Saved entries
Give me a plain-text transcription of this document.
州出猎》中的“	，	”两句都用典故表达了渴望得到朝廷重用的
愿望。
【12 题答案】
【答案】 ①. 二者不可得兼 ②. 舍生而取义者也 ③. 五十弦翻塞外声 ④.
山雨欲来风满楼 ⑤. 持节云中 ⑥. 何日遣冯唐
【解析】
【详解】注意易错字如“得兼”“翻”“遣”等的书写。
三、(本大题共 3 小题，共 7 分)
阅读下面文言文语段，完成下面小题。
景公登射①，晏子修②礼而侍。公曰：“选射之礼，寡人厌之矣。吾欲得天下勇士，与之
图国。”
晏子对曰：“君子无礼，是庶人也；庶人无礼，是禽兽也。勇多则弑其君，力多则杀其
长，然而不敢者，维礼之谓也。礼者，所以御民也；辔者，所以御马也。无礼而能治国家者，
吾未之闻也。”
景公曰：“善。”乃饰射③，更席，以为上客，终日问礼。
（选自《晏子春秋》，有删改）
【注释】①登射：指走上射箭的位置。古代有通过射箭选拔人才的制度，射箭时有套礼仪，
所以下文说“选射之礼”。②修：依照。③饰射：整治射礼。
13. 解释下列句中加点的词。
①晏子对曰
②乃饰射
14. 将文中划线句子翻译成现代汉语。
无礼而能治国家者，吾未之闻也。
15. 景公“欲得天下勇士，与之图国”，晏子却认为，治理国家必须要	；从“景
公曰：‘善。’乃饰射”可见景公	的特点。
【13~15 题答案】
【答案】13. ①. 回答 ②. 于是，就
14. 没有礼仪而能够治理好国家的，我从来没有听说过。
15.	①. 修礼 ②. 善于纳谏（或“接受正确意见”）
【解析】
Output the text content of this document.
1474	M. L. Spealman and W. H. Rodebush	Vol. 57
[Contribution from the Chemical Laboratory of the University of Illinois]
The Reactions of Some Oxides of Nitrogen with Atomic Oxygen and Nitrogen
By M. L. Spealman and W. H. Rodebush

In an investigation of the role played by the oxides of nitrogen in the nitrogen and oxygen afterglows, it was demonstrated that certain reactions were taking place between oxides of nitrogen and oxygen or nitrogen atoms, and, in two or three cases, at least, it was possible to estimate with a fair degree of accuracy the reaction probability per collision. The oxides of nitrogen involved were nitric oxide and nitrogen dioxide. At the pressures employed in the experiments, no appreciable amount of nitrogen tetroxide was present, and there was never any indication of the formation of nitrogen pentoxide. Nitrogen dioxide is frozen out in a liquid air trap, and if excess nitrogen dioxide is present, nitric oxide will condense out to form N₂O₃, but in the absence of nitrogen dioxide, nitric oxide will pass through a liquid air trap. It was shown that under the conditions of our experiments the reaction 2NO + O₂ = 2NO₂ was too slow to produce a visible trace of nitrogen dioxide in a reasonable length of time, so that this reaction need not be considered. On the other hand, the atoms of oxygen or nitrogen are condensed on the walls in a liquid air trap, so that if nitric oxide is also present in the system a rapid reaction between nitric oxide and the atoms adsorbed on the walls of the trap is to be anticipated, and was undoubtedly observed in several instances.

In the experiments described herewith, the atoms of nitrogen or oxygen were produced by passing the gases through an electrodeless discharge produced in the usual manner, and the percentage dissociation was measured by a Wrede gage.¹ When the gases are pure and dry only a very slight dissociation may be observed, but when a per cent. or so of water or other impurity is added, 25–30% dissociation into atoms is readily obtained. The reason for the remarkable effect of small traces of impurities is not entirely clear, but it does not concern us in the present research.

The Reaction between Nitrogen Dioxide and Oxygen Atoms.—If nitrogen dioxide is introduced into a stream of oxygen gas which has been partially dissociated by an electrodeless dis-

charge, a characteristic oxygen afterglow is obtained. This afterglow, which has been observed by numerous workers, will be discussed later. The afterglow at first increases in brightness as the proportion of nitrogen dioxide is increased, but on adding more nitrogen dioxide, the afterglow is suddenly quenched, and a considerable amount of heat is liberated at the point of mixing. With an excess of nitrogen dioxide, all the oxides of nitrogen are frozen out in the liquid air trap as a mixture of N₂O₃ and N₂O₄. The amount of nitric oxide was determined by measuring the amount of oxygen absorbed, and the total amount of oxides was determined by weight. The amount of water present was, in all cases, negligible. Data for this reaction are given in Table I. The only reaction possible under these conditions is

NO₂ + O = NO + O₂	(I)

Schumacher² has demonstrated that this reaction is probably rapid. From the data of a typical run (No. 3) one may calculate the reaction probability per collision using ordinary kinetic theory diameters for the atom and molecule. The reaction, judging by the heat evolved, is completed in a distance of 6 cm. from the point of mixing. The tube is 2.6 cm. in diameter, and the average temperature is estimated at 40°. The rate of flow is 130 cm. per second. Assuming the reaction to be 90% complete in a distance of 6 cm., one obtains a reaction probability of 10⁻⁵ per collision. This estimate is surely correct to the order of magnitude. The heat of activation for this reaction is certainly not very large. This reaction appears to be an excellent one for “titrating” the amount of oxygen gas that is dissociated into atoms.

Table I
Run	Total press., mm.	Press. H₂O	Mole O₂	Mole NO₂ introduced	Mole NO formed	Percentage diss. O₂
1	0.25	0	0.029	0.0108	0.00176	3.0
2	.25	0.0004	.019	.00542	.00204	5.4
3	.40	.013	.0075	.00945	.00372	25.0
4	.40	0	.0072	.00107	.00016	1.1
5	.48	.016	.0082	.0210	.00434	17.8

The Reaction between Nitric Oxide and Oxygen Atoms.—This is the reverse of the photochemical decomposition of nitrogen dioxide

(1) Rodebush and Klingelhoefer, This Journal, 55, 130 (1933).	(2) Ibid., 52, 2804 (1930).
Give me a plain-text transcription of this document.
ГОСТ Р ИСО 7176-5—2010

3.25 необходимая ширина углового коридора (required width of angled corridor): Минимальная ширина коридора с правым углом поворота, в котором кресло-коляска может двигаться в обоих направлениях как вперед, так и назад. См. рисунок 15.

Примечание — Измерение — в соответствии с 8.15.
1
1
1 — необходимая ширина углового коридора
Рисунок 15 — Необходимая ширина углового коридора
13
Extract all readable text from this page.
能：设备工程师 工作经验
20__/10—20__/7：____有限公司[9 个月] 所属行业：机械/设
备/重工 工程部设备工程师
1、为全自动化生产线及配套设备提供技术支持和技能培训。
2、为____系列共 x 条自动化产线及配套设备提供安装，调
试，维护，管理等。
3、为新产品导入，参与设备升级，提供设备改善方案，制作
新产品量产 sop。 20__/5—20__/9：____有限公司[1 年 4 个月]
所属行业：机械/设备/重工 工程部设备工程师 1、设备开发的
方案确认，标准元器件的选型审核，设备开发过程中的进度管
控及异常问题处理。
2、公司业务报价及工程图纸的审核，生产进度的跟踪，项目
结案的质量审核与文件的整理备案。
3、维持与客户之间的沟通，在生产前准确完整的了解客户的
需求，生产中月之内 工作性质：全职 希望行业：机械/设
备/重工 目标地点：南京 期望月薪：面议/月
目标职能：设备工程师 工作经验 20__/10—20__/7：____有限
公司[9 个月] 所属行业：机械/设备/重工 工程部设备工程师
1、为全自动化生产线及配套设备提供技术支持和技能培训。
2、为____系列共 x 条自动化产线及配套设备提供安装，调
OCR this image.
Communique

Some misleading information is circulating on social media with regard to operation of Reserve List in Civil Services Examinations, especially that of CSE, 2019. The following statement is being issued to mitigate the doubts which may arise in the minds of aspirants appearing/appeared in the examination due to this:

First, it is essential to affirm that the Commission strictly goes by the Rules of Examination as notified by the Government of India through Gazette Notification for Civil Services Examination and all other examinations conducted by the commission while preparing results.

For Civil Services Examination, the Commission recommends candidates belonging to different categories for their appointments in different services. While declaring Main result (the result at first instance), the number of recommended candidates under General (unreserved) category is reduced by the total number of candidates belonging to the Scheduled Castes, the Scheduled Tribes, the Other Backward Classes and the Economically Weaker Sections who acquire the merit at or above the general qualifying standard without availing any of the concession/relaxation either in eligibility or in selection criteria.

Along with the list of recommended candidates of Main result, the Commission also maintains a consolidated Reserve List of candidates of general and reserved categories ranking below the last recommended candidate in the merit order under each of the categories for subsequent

**EXERCISE DETAILS**
In the records above, find each line that holds the word "Rodebush"; copy all such lines.

**SOLUTION FOR THIS TASK**
1474	M. L. Spealman and W. H. Rodebush	Vol. 57
By M. L. Spealman and W. H. Rodebush
(1) Rodebush and Klingelhoefer, This Journal, 55, 130 (1933).	(2) Ibid., 52, 2804 (1930).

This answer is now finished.